_Data extracted from a collection:_
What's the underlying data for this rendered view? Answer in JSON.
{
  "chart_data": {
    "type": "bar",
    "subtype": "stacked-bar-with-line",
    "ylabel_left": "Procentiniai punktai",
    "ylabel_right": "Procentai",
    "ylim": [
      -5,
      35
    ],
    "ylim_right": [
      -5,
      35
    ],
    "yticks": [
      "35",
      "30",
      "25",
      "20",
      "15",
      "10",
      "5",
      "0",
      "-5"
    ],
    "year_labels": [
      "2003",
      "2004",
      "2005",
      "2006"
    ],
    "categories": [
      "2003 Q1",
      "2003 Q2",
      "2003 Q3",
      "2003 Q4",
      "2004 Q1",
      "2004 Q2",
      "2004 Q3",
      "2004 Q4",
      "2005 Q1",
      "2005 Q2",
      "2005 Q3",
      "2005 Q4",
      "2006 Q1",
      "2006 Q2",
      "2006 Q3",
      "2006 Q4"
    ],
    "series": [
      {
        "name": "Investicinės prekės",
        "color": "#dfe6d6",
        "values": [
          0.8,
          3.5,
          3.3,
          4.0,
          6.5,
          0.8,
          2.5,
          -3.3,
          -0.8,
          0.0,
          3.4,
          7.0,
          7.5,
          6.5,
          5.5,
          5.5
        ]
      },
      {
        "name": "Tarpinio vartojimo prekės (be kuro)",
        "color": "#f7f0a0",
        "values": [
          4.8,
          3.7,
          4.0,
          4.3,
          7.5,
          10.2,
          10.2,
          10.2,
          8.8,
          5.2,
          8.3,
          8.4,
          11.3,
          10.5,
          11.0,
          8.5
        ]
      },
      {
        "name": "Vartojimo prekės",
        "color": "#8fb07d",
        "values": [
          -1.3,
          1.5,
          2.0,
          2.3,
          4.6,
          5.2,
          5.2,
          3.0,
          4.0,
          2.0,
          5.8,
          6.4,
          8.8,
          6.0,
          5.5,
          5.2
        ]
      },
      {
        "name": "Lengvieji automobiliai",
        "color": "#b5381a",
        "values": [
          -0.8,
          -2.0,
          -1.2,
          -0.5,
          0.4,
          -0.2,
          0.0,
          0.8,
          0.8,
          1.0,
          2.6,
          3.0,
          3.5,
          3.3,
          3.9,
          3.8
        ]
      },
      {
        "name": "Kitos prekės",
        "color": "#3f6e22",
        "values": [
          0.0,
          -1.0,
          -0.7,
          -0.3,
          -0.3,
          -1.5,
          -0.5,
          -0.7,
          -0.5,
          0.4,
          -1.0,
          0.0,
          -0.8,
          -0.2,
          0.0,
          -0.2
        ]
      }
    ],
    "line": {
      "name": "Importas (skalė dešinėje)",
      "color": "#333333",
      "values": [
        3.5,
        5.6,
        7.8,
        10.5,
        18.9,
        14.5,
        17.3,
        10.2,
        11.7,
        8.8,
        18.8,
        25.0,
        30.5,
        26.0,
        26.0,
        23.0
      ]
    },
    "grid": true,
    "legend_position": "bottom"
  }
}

_The problem:_
Find "prekės". Copy every line it occurs in.

_Solution:_
        "name": "Investicinės prekės",
        "name": "Tarpinio vartojimo prekės (be kuro)",
        "name": "Vartojimo prekės",
        "name": "Kitos prekės",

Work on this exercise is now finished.